-- Begin Extracted material --

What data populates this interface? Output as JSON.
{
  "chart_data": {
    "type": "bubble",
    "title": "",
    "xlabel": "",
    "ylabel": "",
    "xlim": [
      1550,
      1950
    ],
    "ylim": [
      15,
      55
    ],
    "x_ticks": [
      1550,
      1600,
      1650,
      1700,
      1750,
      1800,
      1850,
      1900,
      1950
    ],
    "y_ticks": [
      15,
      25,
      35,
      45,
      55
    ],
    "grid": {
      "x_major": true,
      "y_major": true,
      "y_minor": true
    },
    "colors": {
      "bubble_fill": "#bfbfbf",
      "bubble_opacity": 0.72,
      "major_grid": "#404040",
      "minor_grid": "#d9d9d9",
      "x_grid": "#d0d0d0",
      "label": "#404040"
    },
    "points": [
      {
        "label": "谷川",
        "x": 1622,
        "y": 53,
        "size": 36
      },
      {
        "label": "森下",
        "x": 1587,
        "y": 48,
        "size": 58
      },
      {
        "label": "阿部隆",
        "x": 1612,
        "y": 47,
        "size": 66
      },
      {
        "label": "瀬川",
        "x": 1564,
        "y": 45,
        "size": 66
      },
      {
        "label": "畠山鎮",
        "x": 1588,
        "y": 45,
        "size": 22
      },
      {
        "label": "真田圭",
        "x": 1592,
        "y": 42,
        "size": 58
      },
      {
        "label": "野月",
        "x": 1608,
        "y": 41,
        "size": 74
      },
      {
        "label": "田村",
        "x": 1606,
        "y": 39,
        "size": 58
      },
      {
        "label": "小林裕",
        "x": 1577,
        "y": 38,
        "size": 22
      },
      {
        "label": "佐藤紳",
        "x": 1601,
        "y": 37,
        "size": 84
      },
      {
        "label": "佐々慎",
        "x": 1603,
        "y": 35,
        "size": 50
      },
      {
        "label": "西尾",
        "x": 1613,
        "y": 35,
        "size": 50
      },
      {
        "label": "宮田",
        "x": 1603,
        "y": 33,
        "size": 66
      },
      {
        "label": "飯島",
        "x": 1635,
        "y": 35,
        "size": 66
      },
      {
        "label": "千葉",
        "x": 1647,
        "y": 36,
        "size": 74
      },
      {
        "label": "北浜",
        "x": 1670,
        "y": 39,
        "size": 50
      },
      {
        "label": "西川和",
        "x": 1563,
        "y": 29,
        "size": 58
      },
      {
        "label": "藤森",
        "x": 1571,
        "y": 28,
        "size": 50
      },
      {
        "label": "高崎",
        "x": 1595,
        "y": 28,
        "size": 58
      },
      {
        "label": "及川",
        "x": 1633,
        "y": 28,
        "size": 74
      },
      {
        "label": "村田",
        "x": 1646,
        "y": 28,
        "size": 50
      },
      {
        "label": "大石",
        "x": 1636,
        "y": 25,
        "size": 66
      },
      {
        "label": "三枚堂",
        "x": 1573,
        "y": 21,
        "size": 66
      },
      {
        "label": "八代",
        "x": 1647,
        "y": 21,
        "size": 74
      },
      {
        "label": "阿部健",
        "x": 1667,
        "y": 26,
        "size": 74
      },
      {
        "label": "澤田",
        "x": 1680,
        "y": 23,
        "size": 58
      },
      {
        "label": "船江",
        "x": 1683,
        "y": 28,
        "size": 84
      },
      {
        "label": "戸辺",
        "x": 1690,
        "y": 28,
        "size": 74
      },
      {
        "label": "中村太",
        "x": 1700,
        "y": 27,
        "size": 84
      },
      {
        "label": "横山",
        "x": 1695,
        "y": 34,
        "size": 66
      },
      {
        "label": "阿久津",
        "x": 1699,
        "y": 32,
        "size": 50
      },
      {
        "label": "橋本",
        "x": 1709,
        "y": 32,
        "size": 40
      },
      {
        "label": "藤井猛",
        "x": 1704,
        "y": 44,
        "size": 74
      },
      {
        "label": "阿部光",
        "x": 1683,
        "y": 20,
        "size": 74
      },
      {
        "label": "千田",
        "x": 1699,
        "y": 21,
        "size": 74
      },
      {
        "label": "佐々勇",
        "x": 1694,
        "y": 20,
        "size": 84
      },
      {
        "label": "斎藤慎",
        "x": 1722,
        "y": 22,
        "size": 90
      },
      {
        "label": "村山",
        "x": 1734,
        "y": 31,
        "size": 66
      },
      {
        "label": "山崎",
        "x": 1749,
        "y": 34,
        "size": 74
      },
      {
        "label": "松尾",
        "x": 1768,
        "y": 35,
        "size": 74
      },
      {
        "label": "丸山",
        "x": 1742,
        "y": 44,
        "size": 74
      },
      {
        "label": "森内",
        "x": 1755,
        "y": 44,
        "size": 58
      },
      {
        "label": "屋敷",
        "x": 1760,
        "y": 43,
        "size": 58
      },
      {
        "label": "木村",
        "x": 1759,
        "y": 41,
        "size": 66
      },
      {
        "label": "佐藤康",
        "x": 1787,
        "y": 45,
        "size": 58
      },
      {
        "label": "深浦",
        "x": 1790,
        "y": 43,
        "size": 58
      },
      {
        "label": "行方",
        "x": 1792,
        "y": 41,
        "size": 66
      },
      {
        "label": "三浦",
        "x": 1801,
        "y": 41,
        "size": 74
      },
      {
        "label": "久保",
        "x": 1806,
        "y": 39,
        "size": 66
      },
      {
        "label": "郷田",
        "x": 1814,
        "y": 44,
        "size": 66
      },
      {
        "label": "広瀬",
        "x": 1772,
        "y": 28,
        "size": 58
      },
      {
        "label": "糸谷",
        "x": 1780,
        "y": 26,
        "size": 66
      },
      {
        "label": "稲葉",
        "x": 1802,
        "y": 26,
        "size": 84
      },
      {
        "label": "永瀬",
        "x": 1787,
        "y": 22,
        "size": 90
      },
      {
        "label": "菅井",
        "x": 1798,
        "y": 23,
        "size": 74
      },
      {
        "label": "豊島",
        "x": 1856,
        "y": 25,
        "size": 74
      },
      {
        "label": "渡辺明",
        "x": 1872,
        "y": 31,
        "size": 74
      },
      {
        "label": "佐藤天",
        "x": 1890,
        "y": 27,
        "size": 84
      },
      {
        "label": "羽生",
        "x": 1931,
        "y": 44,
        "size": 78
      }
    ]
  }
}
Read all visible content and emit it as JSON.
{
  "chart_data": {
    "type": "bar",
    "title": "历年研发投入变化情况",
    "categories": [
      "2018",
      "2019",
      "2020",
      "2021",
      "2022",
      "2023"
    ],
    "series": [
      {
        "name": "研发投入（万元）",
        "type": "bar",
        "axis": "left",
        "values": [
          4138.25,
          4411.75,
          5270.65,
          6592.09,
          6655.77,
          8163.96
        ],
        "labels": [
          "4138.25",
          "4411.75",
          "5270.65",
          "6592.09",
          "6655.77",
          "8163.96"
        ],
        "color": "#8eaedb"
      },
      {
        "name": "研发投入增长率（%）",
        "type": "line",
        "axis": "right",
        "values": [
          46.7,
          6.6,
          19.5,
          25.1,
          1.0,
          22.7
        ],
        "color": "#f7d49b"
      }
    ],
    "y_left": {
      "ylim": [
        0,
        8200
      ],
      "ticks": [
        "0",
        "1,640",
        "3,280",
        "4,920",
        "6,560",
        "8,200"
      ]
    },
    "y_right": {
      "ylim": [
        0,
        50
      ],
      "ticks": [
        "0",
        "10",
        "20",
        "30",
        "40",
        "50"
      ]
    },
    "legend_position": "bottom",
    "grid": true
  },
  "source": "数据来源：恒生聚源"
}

-- End Extracted material --

- What the task requires
Extract every entry above as it appears.

- Exercise response
What data populates this interface? Output as JSON.
{
  "chart_data": {
    "type": "bubble",
    "title": "",
    "xlabel": "",
    "ylabel": "",
    "xlim": [
      1550,
      1950
    ],
    "ylim": [
      15,
      55
    ],
    "x_ticks": [
      1550,
      1600,
      1650,
      1700,
      1750,
      1800,
      1850,
      1900,
      1950
    ],
    "y_ticks": [
      15,
      25,
      35,
      45,
      55
    ],
    "grid": {
      "x_major": true,
      "y_major": true,
      "y_minor": true
    },
    "colors": {
      "bubble_fill": "#bfbfbf",
      "bubble_opacity": 0.72,
      "major_grid": "#404040",
      "minor_grid": "#d9d9d9",
      "x_grid": "#d0d0d0",
      "label": "#404040"
    },
    "points": [
      {
        "label": "谷川",
        "x": 1622,
        "y": 53,
        "size": 36
      },
      {
        "label": "森下",
        "x": 1587,
        "y": 48,
        "size": 58
      },
      {
        "label": "阿部隆",
        "x": 1612,
        "y": 47,
        "size": 66
      },
      {
        "label": "瀬川",
        "x": 1564,
        "y": 45,
        "size": 66
      },
      {
        "label": "畠山鎮",
        "x": 1588,
        "y": 45,
        "size": 22
      },
      {
        "label": "真田圭",
        "x": 1592,
        "y": 42,
        "size": 58
      },
      {
        "label": "野月",
        "x": 1608,
        "y": 41,
        "size": 74
      },
      {
        "label": "田村",
        "x": 1606,
        "y": 39,
        "size": 58
      },
      {
        "label": "小林裕",
        "x": 1577,
        "y": 38,
        "size": 22
      },
      {
        "label": "佐藤紳",
        "x": 1601,
        "y": 37,
        "size": 84
      },
      {
        "label": "佐々慎",
        "x": 1603,
        "y": 35,
        "size": 50
      },
      {
        "label": "西尾",
        "x": 1613,
        "y": 35,
        "size": 50
      },
      {
        "label": "宮田",
        "x": 1603,
        "y": 33,
        "size": 66
      },
      {
        "label": "飯島",
        "x": 1635,
        "y": 35,
        "size": 66
      },
      {
        "label": "千葉",
        "x": 1647,
        "y": 36,
        "size": 74
      },
      {
        "label": "北浜",
        "x": 1670,
        "y": 39,
        "size": 50
      },
      {
        "label": "西川和",
        "x": 1563,
        "y": 29,
        "size": 58
      },
      {
        "label": "藤森",
        "x": 1571,
        "y": 28,
        "size": 50
      },
      {
        "label": "高崎",
        "x": 1595,
        "y": 28,
        "size": 58
      },
      {
        "label": "及川",
        "x": 1633,
        "y": 28,
        "size": 74
      },
      {
        "label": "村田",
        "x": 1646,
        "y": 28,
        "size": 50
      },
      {
        "label": "大石",
        "x": 1636,
        "y": 25,
        "size": 66
      },
      {
        "label": "三枚堂",
        "x": 1573,
        "y": 21,
        "size": 66
      },
      {
        "label": "八代",
        "x": 1647,
        "y": 21,
        "size": 74
      },
      {
        "label": "阿部健",
        "x": 1667,
        "y": 26,
        "size": 74
      },
      {
        "label": "澤田",
        "x": 1680,
        "y": 23,
        "size": 58
      },
      {
        "label": "船江",
        "x": 1683,
        "y": 28,
        "size": 84
      },
      {
        "label": "戸辺",
        "x": 1690,
        "y": 28,
        "size": 74
      },
      {
        "label": "中村太",
        "x": 1700,
        "y": 27,
        "size": 84
      },
      {
        "label": "横山",
        "x": 1695,
        "y": 34,
        "size": 66
      },
      {
        "label": "阿久津",
        "x": 1699,
        "y": 32,
        "size": 50
      },
      {
        "label": "橋本",
        "x": 1709,
        "y": 32,
        "size": 40
      },
      {
        "label": "藤井猛",
        "x": 1704,
        "y": 44,
        "size": 74
      },
      {
        "label": "阿部光",
        "x": 1683,
        "y": 20,
        "size": 74
      },
      {
        "label": "千田",
        "x": 1699,
        "y": 21,
        "size": 74
      },
      {
        "label": "佐々勇",
        "x": 1694,
        "y": 20,
        "size": 84
      },
      {
        "label": "斎藤慎",
        "x": 1722,
        "y": 22,
        "size": 90
      },
      {
        "label": "村山",
        "x": 1734,
        "y": 31,
        "size": 66
      },
      {
        "label": "山崎",
        "x": 1749,
        "y": 34,
        "size": 74
      },
      {
        "label": "松尾",
        "x": 1768,
        "y": 35,
        "size": 74
      },
      {
        "label": "丸山",
        "x": 1742,
        "y": 44,
        "size": 74
      },
      {
        "label": "森内",
        "x": 1755,
        "y": 44,
        "size": 58
      },
      {
        "label": "屋敷",
        "x": 1760,
        "y": 43,
        "size": 58
      },
      {
        "label": "木村",
        "x": 1759,
        "y": 41,
        "size": 66
      },
      {
        "label": "佐藤康",
        "x": 1787,
        "y": 45,
        "size": 58
      },
      {
        "label": "深浦",
        "x": 1790,
        "y": 43,
        "size": 58
      },
      {
        "label": "行方",
        "x": 1792,
        "y": 41,
        "size": 66
      },
      {
        "label": "三浦",
        "x": 1801,
        "y": 41,
        "size": 74
      },
      {
        "label": "久保",
        "x": 1806,
        "y": 39,
        "size": 66
      },
      {
        "label": "郷田",
        "x": 1814,
        "y": 44,
        "size": 66
      },
      {
        "label": "広瀬",
        "x": 1772,
        "y": 28,
        "size": 58
      },
      {
        "label": "糸谷",
        "x": 1780,
        "y": 26,
        "size": 66
      },
      {
        "label": "稲葉",
        "x": 1802,
        "y": 26,
        "size": 84
      },
      {
        "label": "永瀬",
        "x": 1787,
        "y": 22,
        "size": 90
      },
      {
        "label": "菅井",
        "x": 1798,
        "y": 23,
        "size": 74
      },
      {
        "label": "豊島",
        "x": 1856,
        "y": 25,
        "size": 74
      },
      {
        "label": "渡辺明",
        "x": 1872,
        "y": 31,
        "size": 74
      },
      {
        "label": "佐藤天",
        "x": 1890,
        "y": 27,
        "size": 84
      },
      {
        "label": "羽生",
        "x": 1931,
        "y": 44,
        "size": 78
      }
    ]
  }
}
Read all visible content and emit it as JSON.
{
  "chart_data": {
    "type": "bar",
    "title": "历年研发投入变化情况",
    "categories": [
      "2018",
      "2019",
      "2020",
      "2021",
      "2022",
      "2023"
    ],
    "series": [
      {
        "name": "研发投入（万元）",
        "type": "bar",
        "axis": "left",
        "values": [
          4138.25,
          4411.75,
          5270.65,
          6592.09,
          6655.77,
          8163.96
        ],
        "labels": [
          "4138.25",
          "4411.75",
          "5270.65",
          "6592.09",
          "6655.77",
          "8163.96"
        ],
        "color": "#8eaedb"
      },
      {
        "name": "研发投入增长率（%）",
        "type": "line",
        "axis": "right",
        "values": [
          46.7,
          6.6,
          19.5,
          25.1,
          1.0,
          22.7
        ],
        "color": "#f7d49b"
      }
    ],
    "y_left": {
      "ylim": [
        0,
        8200
      ],
      "ticks": [
        "0",
        "1,640",
        "3,280",
        "4,920",
        "6,560",
        "8,200"
      ]
    },
    "y_right": {
      "ylim": [
        0,
        50
      ],
      "ticks": [
        "0",
        "10",
        "20",
        "30",
        "40",
        "50"
      ]
    },
    "legend_position": "bottom",
    "grid": true
  },
  "source": "数据来源：恒生聚源"
}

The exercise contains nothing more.